**Excerpted data**

[Start]

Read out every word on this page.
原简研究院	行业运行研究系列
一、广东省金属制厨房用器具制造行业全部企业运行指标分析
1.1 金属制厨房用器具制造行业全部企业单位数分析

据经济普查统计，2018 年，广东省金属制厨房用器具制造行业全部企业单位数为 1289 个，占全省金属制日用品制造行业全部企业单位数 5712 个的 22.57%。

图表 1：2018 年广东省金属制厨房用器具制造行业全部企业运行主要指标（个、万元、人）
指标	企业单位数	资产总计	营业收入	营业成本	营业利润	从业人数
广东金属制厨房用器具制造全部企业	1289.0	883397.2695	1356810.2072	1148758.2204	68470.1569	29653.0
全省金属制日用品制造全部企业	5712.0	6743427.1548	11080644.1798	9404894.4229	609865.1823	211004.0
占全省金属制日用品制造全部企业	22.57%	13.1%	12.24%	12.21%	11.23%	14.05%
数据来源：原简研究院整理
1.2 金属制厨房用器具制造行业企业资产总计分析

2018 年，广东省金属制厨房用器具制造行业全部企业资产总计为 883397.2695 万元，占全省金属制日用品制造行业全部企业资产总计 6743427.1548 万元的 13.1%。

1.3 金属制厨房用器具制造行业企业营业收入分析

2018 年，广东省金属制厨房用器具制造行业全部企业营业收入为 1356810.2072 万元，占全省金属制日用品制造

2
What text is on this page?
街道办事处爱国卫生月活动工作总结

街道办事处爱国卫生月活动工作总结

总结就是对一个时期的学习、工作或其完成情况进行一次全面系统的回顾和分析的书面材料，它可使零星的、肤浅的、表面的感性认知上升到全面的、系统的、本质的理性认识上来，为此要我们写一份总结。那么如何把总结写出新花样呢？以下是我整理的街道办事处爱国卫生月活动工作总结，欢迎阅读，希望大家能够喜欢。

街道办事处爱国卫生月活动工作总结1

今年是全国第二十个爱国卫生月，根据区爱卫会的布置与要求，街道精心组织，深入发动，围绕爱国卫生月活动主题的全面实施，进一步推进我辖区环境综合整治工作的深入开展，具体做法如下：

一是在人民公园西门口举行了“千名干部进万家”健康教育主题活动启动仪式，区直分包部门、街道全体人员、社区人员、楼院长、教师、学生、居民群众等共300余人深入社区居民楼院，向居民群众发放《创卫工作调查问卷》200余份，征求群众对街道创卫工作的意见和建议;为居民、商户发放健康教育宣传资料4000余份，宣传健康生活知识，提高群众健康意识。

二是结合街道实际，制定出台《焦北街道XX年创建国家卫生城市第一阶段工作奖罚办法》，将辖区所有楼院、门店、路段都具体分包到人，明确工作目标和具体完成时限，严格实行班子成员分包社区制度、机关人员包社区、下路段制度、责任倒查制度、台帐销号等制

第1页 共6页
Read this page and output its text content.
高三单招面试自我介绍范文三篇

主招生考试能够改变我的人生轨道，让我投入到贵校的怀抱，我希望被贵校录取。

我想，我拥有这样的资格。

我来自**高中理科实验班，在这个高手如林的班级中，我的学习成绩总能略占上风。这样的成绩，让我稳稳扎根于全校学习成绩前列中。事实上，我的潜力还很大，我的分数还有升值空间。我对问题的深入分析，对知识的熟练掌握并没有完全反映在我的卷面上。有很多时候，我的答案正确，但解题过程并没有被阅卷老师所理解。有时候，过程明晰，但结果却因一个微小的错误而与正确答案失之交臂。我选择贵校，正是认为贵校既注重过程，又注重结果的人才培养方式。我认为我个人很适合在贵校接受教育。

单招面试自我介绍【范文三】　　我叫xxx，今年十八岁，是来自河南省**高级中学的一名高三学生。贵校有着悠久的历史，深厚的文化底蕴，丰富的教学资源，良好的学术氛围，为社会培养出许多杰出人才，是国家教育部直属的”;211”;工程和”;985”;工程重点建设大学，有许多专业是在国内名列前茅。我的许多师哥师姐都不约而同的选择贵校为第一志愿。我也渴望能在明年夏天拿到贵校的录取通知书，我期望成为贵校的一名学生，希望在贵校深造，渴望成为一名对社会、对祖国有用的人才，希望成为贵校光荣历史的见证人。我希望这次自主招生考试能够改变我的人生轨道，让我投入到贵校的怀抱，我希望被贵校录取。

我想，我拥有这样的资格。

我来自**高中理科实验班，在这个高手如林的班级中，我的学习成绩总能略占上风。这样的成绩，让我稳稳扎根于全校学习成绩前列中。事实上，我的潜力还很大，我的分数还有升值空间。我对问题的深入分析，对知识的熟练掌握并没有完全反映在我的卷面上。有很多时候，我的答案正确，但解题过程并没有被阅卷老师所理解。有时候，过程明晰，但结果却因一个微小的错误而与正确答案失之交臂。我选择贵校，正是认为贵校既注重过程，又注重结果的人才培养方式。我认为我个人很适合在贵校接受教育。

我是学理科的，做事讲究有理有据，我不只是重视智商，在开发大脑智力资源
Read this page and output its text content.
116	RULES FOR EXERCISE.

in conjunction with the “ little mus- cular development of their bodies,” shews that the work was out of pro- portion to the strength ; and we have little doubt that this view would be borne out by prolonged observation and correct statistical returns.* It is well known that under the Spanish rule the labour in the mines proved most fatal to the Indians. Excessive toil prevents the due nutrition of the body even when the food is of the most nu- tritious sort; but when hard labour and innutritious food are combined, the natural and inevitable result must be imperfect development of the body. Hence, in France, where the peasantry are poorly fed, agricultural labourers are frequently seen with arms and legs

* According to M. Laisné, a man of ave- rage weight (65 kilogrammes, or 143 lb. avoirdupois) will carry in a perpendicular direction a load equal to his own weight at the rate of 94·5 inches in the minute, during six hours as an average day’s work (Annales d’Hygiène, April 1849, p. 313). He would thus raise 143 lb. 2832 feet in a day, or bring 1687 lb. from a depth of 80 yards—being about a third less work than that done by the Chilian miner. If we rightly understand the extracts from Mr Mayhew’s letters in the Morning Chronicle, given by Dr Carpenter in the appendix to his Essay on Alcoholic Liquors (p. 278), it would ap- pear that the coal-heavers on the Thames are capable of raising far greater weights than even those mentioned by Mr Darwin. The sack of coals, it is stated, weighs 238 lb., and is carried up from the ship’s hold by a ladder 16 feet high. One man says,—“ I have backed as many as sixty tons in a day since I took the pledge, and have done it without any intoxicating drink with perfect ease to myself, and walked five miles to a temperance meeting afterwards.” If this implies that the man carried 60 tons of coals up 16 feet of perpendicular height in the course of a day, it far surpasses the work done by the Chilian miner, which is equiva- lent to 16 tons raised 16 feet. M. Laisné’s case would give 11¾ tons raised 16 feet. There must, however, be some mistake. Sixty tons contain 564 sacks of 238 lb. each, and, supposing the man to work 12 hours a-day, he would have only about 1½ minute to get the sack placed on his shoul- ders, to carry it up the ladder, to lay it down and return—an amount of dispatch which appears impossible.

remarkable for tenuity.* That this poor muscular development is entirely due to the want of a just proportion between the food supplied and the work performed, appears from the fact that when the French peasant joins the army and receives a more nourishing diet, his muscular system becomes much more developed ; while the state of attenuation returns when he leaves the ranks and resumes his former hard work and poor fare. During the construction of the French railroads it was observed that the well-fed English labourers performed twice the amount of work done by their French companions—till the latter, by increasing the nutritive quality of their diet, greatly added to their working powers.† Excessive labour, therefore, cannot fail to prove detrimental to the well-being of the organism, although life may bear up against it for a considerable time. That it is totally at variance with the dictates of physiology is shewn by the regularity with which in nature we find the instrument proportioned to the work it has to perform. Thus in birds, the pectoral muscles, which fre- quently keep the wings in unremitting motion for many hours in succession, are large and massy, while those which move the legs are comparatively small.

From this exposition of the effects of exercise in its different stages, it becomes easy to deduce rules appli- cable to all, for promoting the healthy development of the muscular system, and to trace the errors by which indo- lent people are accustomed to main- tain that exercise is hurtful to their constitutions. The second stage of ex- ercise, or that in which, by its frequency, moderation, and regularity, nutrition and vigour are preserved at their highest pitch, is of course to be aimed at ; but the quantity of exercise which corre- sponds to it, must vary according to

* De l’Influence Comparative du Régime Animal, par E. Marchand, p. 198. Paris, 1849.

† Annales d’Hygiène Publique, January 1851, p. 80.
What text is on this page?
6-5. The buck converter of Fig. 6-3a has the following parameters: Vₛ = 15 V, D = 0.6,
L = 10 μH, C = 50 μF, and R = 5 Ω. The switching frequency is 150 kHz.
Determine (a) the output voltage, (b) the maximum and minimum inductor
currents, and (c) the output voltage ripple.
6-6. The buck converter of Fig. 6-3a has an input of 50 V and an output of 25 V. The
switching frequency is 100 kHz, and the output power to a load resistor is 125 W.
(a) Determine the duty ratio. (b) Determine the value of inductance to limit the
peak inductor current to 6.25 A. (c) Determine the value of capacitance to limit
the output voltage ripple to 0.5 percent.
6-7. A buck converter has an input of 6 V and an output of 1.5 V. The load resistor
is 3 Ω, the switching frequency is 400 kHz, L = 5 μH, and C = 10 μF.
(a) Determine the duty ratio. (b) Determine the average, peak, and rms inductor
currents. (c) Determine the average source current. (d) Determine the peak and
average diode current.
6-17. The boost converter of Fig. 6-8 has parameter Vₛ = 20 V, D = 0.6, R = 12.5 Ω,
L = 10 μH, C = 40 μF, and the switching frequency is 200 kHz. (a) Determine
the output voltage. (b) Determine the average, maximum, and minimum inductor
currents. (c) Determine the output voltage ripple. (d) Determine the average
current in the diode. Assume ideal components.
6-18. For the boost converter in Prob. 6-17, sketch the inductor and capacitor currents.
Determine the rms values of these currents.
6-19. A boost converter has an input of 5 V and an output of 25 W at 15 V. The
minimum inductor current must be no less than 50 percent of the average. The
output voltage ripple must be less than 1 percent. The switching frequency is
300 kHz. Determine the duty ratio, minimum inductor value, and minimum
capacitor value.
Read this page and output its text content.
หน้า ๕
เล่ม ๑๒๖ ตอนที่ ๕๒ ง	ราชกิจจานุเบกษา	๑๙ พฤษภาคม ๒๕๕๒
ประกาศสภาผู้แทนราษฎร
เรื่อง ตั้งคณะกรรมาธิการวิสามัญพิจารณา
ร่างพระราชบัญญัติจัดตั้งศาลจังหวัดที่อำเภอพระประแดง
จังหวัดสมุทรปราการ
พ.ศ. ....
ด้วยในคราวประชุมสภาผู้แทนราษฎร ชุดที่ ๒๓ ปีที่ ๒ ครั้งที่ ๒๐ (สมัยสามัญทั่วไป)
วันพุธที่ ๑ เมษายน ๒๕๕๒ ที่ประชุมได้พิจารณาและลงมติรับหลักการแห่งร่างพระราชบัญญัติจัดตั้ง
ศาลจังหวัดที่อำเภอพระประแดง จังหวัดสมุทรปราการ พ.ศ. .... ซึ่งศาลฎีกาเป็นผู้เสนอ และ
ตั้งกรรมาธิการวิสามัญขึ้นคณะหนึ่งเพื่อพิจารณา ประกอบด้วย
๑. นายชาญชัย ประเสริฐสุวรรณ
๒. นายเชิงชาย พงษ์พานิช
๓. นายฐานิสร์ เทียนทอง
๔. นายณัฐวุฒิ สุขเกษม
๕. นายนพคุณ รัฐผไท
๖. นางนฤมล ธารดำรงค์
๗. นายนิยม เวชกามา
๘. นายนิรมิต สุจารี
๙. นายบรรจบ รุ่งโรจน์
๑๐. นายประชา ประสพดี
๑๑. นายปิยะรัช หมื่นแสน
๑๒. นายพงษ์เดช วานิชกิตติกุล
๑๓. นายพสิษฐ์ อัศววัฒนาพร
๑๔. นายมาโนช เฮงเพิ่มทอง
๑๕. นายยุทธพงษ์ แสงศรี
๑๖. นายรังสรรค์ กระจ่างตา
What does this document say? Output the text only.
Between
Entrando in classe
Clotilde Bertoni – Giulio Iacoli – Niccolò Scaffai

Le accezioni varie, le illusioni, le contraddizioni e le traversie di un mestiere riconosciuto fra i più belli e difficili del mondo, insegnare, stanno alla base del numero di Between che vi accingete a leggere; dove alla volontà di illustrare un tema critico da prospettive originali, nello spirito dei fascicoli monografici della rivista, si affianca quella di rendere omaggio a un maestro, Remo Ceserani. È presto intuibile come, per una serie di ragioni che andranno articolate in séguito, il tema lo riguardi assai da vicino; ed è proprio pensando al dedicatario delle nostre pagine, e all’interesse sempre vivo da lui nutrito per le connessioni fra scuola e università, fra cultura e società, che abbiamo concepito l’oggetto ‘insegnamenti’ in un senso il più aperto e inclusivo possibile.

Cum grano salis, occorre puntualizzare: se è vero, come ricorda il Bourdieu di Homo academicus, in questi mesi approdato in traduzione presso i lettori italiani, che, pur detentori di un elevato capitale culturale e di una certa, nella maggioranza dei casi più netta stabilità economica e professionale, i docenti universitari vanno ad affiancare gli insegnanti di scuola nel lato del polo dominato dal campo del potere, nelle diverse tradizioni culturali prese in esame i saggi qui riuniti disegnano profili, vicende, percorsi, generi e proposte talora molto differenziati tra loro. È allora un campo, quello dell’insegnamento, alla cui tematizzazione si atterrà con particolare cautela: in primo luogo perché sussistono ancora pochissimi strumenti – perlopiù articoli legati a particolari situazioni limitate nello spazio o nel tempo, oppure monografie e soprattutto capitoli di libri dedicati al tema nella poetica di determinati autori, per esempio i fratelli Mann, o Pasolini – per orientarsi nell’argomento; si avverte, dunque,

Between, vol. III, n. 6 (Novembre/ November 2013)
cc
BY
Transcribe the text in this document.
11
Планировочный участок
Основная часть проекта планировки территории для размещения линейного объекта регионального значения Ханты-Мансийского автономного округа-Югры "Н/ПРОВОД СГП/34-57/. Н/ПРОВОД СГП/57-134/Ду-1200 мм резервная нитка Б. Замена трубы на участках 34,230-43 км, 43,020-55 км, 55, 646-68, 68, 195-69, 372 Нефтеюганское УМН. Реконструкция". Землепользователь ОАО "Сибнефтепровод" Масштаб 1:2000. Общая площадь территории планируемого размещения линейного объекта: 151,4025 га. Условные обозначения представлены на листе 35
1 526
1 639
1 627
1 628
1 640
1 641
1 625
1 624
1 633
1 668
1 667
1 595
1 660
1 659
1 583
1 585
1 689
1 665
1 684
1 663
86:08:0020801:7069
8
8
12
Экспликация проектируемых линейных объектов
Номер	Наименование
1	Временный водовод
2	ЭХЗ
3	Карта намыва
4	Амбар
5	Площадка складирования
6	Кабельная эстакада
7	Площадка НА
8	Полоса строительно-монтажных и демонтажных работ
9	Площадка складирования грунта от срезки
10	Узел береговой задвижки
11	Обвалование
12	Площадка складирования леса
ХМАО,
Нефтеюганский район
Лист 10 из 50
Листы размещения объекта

[End]

**Problem details**
From the listing above, copy all lines holding the word "างพระราชบ".

**Answer to the task**
ร่างพระราชบัญญัติจัดตั้งศาลจังหวัดที่อำเภอพระประแดง
วันพุธที่ ๑ เมษายน ๒๕๕๒ ที่ประชุมได้พิจารณาและลงมติรับหลักการแห่งร่างพระราชบัญญัติจัดตั้ง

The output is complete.